**STATED TASK:**
Retype the records below exactly as they appear.

[Records]
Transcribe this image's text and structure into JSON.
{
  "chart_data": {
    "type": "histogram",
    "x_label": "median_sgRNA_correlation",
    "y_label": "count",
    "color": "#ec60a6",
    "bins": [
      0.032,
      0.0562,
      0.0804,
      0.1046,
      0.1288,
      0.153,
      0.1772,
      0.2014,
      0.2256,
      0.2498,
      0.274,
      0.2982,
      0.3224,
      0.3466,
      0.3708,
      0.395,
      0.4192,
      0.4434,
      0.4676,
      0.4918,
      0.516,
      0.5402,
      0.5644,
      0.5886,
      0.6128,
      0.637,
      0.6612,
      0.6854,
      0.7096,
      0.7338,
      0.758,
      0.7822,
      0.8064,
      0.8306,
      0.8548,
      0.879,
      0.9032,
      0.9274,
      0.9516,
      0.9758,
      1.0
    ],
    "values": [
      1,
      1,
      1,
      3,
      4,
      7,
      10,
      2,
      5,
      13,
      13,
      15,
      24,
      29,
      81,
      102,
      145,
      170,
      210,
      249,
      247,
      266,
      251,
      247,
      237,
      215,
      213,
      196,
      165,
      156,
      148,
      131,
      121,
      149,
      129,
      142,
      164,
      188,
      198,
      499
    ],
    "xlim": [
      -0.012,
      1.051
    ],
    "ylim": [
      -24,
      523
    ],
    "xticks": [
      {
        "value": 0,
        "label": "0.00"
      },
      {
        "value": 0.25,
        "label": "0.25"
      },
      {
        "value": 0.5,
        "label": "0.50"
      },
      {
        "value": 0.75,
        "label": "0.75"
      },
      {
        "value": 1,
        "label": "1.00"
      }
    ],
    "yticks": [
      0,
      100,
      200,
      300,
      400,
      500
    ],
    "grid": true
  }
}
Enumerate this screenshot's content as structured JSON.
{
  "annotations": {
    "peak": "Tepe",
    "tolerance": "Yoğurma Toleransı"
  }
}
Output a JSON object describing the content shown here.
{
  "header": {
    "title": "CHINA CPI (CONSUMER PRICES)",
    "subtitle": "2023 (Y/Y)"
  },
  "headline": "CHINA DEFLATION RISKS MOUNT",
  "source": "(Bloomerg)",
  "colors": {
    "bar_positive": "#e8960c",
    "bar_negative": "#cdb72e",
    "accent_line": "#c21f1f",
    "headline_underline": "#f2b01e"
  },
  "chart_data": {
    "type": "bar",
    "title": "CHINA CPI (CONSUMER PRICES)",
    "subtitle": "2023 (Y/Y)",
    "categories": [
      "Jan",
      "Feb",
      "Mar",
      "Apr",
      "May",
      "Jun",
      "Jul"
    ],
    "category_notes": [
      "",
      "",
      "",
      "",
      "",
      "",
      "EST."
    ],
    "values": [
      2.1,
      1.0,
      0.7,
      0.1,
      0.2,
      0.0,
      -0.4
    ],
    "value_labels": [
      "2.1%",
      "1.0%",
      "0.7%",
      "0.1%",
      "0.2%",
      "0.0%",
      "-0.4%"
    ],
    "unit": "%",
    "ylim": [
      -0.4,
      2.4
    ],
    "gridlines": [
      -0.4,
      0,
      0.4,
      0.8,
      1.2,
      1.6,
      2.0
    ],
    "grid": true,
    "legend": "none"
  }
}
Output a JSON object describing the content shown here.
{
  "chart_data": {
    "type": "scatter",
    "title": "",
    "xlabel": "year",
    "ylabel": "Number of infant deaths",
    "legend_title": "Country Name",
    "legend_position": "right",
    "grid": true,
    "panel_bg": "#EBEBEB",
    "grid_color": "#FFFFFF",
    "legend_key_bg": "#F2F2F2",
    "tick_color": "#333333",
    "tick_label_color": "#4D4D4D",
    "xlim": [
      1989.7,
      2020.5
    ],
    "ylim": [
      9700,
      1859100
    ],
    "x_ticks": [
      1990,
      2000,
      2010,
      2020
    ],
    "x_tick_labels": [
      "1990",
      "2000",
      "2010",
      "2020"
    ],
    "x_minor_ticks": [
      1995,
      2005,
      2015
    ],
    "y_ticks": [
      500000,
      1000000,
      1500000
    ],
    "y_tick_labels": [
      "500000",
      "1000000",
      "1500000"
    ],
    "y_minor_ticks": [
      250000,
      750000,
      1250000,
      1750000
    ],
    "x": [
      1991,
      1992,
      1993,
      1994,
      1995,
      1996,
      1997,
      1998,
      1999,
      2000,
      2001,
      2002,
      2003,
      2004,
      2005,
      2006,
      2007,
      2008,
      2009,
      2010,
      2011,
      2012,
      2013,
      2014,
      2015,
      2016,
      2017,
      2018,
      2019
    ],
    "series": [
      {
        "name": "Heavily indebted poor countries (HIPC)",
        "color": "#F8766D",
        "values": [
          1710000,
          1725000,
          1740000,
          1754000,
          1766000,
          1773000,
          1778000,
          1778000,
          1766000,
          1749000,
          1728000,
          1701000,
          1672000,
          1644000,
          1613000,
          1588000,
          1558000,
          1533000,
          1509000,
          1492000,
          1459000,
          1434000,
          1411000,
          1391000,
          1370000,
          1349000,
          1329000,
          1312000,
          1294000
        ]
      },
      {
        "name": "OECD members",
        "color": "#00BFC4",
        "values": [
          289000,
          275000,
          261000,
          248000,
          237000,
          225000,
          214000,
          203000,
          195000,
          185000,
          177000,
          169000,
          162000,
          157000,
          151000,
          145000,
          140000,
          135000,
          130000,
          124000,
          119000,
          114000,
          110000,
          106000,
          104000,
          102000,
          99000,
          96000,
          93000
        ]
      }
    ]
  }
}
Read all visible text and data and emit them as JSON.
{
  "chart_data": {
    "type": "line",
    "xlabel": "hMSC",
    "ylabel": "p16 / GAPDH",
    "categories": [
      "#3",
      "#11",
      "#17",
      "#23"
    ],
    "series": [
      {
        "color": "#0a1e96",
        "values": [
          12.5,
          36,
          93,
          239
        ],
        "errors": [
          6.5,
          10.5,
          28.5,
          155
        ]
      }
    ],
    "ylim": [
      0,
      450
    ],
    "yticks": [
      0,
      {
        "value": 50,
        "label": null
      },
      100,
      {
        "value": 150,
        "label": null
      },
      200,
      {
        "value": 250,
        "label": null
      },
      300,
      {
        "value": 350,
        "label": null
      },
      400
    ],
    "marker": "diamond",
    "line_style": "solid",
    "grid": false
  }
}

**FINAL RESULT:**
Transcribe this image's text and structure into JSON.
{
  "chart_data": {
    "type": "histogram",
    "x_label": "median_sgRNA_correlation",
    "y_label": "count",
    "color": "#ec60a6",
    "bins": [
      0.032,
      0.0562,
      0.0804,
      0.1046,
      0.1288,
      0.153,
      0.1772,
      0.2014,
      0.2256,
      0.2498,
      0.274,
      0.2982,
      0.3224,
      0.3466,
      0.3708,
      0.395,
      0.4192,
      0.4434,
      0.4676,
      0.4918,
      0.516,
      0.5402,
      0.5644,
      0.5886,
      0.6128,
      0.637,
      0.6612,
      0.6854,
      0.7096,
      0.7338,
      0.758,
      0.7822,
      0.8064,
      0.8306,
      0.8548,
      0.879,
      0.9032,
      0.9274,
      0.9516,
      0.9758,
      1.0
    ],
    "values": [
      1,
      1,
      1,
      3,
      4,
      7,
      10,
      2,
      5,
      13,
      13,
      15,
      24,
      29,
      81,
      102,
      145,
      170,
      210,
      249,
      247,
      266,
      251,
      247,
      237,
      215,
      213,
      196,
      165,
      156,
      148,
      131,
      121,
      149,
      129,
      142,
      164,
      188,
      198,
      499
    ],
    "xlim": [
      -0.012,
      1.051
    ],
    "ylim": [
      -24,
      523
    ],
    "xticks": [
      {
        "value": 0,
        "label": "0.00"
      },
      {
        "value": 0.25,
        "label": "0.25"
      },
      {
        "value": 0.5,
        "label": "0.50"
      },
      {
        "value": 0.75,
        "label": "0.75"
      },
      {
        "value": 1,
        "label": "1.00"
      }
    ],
    "yticks": [
      0,
      100,
      200,
      300,
      400,
      500
    ],
    "grid": true
  }
}
Enumerate this screenshot's content as structured JSON.
{
  "annotations": {
    "peak": "Tepe",
    "tolerance": "Yoğurma Toleransı"
  }
}
Output a JSON object describing the content shown here.
{
  "header": {
    "title": "CHINA CPI (CONSUMER PRICES)",
    "subtitle": "2023 (Y/Y)"
  },
  "headline": "CHINA DEFLATION RISKS MOUNT",
  "source": "(Bloomerg)",
  "colors": {
    "bar_positive": "#e8960c",
    "bar_negative": "#cdb72e",
    "accent_line": "#c21f1f",
    "headline_underline": "#f2b01e"
  },
  "chart_data": {
    "type": "bar",
    "title": "CHINA CPI (CONSUMER PRICES)",
    "subtitle": "2023 (Y/Y)",
    "categories": [
      "Jan",
      "Feb",
      "Mar",
      "Apr",
      "May",
      "Jun",
      "Jul"
    ],
    "category_notes": [
      "",
      "",
      "",
      "",
      "",
      "",
      "EST."
    ],
    "values": [
      2.1,
      1.0,
      0.7,
      0.1,
      0.2,
      0.0,
      -0.4
    ],
    "value_labels": [
      "2.1%",
      "1.0%",
      "0.7%",
      "0.1%",
      "0.2%",
      "0.0%",
      "-0.4%"
    ],
    "unit": "%",
    "ylim": [
      -0.4,
      2.4
    ],
    "gridlines": [
      -0.4,
      0,
      0.4,
      0.8,
      1.2,
      1.6,
      2.0
    ],
    "grid": true,
    "legend": "none"
  }
}
Output a JSON object describing the content shown here.
{
  "chart_data": {
    "type": "scatter",
    "title": "",
    "xlabel": "year",
    "ylabel": "Number of infant deaths",
    "legend_title": "Country Name",
    "legend_position": "right",
    "grid": true,
    "panel_bg": "#EBEBEB",
    "grid_color": "#FFFFFF",
    "legend_key_bg": "#F2F2F2",
    "tick_color": "#333333",
    "tick_label_color": "#4D4D4D",
    "xlim": [
      1989.7,
      2020.5
    ],
    "ylim": [
      9700,
      1859100
    ],
    "x_ticks": [
      1990,
      2000,
      2010,
      2020
    ],
    "x_tick_labels": [
      "1990",
      "2000",
      "2010",
      "2020"
    ],
    "x_minor_ticks": [
      1995,
      2005,
      2015
    ],
    "y_ticks": [
      500000,
      1000000,
      1500000
    ],
    "y_tick_labels": [
      "500000",
      "1000000",
      "1500000"
    ],
    "y_minor_ticks": [
      250000,
      750000,
      1250000,
      1750000
    ],
    "x": [
      1991,
      1992,
      1993,
      1994,
      1995,
      1996,
      1997,
      1998,
      1999,
      2000,
      2001,
      2002,
      2003,
      2004,
      2005,
      2006,
      2007,
      2008,
      2009,
      2010,
      2011,
      2012,
      2013,
      2014,
      2015,
      2016,
      2017,
      2018,
      2019
    ],
    "series": [
      {
        "name": "Heavily indebted poor countries (HIPC)",
        "color": "#F8766D",
        "values": [
          1710000,
          1725000,
          1740000,
          1754000,
          1766000,
          1773000,
          1778000,
          1778000,
          1766000,
          1749000,
          1728000,
          1701000,
          1672000,
          1644000,
          1613000,
          1588000,
          1558000,
          1533000,
          1509000,
          1492000,
          1459000,
          1434000,
          1411000,
          1391000,
          1370000,
          1349000,
          1329000,
          1312000,
          1294000
        ]
      },
      {
        "name": "OECD members",
        "color": "#00BFC4",
        "values": [
          289000,
          275000,
          261000,
          248000,
          237000,
          225000,
          214000,
          203000,
          195000,
          185000,
          177000,
          169000,
          162000,
          157000,
          151000,
          145000,
          140000,
          135000,
          130000,
          124000,
          119000,
          114000,
          110000,
          106000,
          104000,
          102000,
          99000,
          96000,
          93000
        ]
      }
    ]
  }
}
Read all visible text and data and emit them as JSON.
{
  "chart_data": {
    "type": "line",
    "xlabel": "hMSC",
    "ylabel": "p16 / GAPDH",
    "categories": [
      "#3",
      "#11",
      "#17",
      "#23"
    ],
    "series": [
      {
        "color": "#0a1e96",
        "values": [
          12.5,
          36,
          93,
          239
        ],
        "errors": [
          6.5,
          10.5,
          28.5,
          155
        ]
      }
    ],
    "ylim": [
      0,
      450
    ],
    "yticks": [
      0,
      {
        "value": 50,
        "label": null
      },
      100,
      {
        "value": 150,
        "label": null
      },
      200,
      {
        "value": 250,
        "label": null
      },
      300,
      {
        "value": 350,
        "label": null
      },
      400
    ],
    "marker": "diamond",
    "line_style": "solid",
    "grid": false
  }
}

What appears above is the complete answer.